# Start of QUOTED PASSAGE
In Hawai‘i, there is much confusion regarding the principle of international law called self-determination. The term is often used in political rhetoric in Hawai‘i’s community but there is no clear understanding of the term itself and its application to Hawai‘i. Some are concerned about who will be able to vote in a plebiscite or referendum, while others believe that a plebiscite vote was already done in 1959 when Hawai‘i became the so-called 50th State of the American Union.
Let’s start off with the definition first. Self-determination is the “legal right of people to determine their own destiny in the international order.” Within this international order are different political units that comprise it. At the very top of this order is the first political unit who are the people of established States, which is also referred to as countries. The second political unit are comprised the people in non-self-governing territories, which are non-States in a colonial situation. The third political unit is comprised of Indigenous Peoples, which are tribal peoples that exist within the territory of an established State not of their own making.
Regarding the first political unit called the people or nationals of an established State, Article 1(2) of the United Nations Charter provides that one of the purposes of the United Nations is to “develop friendly relations among nations based on respect for the principle of equal rights and self-determination.” Article 1 of both the Covenant on Economic, Social and Cultural Rights and the Covenant on Civil and Political Rights states that “All peoples have the right of self-determination. By virtue of that right they freely determine their political status and freely pursue their economic, social and cultural development.”
# End of QUOTED PASSAGE
# Start of LISTING
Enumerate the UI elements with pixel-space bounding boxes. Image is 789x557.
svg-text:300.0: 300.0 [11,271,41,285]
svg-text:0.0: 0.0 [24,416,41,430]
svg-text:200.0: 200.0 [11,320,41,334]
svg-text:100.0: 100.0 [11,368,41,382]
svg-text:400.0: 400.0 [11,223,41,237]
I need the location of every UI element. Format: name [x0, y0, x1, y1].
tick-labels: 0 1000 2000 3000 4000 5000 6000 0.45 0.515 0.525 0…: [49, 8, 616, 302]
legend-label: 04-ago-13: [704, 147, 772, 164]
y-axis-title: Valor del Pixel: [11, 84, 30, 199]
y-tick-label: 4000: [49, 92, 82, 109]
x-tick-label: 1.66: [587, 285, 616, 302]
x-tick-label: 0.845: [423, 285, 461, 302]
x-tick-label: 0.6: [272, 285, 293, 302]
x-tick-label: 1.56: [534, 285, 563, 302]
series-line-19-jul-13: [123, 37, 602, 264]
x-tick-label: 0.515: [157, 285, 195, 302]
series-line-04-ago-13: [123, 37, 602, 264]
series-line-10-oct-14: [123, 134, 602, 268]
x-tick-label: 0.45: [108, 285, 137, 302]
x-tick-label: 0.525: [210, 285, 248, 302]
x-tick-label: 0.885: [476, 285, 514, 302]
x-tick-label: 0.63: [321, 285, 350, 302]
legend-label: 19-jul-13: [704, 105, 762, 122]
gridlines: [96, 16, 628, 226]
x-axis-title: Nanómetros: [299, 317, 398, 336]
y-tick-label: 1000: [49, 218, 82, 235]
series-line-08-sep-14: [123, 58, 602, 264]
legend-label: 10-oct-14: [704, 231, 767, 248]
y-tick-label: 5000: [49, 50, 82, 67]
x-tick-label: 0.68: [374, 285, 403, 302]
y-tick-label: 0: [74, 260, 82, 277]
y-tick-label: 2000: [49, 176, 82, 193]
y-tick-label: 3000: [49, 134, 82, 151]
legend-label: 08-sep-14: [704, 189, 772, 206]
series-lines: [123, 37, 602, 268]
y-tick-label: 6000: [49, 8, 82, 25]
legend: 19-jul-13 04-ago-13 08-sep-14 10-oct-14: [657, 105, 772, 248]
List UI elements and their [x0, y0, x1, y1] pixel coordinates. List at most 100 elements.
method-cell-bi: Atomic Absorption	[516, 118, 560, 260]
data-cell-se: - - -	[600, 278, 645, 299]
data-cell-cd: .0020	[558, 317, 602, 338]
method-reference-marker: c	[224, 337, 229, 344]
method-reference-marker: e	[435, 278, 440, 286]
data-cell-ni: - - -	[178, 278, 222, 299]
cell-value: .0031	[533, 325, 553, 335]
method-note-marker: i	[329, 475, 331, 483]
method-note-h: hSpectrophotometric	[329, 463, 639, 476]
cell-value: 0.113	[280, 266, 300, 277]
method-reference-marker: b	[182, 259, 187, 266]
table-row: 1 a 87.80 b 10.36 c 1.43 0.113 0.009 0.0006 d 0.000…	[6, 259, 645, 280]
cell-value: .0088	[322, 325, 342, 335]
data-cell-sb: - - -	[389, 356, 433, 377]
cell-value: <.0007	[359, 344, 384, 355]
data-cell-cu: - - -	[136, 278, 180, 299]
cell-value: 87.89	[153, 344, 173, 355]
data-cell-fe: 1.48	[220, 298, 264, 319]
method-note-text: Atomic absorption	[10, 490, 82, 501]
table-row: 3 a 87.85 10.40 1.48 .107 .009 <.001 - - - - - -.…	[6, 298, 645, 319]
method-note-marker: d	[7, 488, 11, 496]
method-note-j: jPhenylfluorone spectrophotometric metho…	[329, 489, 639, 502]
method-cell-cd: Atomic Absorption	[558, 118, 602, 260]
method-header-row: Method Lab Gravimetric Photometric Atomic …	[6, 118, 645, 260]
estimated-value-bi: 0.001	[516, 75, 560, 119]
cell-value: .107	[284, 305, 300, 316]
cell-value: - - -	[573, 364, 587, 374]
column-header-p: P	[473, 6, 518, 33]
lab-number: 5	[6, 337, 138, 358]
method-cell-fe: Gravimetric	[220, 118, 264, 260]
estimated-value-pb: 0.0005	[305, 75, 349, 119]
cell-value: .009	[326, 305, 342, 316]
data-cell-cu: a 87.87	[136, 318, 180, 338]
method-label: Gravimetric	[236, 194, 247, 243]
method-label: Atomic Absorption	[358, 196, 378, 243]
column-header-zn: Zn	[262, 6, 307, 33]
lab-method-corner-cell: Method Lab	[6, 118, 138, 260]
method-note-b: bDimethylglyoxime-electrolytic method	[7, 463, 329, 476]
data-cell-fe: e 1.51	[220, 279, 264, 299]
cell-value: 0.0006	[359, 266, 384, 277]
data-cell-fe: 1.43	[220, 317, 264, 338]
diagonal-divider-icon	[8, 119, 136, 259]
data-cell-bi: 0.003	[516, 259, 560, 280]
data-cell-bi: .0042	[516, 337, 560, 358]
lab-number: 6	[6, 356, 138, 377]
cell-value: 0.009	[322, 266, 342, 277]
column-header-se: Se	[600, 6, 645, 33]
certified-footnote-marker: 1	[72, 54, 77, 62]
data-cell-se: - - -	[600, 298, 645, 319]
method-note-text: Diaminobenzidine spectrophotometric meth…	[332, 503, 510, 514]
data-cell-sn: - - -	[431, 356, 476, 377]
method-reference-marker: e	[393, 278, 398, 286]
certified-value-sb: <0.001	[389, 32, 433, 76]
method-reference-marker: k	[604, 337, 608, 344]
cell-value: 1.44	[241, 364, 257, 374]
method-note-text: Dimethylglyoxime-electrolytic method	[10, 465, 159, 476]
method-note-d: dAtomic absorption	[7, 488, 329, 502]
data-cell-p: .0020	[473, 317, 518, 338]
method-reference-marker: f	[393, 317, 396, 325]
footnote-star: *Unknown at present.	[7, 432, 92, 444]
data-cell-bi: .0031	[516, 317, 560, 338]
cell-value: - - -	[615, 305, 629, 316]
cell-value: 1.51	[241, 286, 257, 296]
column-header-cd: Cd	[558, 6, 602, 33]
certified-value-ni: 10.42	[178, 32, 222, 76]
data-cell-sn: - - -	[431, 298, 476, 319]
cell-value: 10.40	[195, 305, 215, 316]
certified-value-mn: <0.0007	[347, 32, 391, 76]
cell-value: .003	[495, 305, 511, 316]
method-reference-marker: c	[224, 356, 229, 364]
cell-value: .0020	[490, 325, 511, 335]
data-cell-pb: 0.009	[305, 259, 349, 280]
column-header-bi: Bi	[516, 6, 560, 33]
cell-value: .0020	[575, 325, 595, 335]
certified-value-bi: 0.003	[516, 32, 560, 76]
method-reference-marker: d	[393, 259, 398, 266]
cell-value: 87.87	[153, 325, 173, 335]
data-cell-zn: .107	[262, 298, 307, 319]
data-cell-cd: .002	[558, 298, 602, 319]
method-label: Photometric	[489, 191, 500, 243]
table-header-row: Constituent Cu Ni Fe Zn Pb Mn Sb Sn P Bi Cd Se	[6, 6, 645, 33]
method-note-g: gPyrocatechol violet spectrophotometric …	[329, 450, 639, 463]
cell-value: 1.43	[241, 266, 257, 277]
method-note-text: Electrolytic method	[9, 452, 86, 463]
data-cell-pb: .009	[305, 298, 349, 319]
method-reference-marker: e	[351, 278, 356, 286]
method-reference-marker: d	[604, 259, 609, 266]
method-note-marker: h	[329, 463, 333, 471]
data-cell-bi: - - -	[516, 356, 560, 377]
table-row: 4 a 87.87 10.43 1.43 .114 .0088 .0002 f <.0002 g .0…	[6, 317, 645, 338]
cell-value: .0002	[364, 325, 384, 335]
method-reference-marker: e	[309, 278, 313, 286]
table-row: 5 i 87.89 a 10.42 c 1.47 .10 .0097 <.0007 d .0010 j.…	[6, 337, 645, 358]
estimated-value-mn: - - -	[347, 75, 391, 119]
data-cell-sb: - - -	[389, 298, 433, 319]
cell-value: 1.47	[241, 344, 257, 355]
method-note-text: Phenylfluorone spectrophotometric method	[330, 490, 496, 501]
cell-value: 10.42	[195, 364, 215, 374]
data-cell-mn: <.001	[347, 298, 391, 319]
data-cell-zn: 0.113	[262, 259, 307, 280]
# End of LISTING
According to the text on self-determination in Hawai‘i, what lets peoples freely determine their political status and pursue their economic, social and cultural development under Article 1 of the two Covenants? Answer in one to three sentences.

▸ FULL ANSWER: Article 1 of both the Covenant on Economic, Social and Cultural Rights and the Covenant on Civil and Political Rights states that all peoples have the right of self-determination. By virtue of that right, they freely determine their political status and freely pursue their economic, social and cultural development.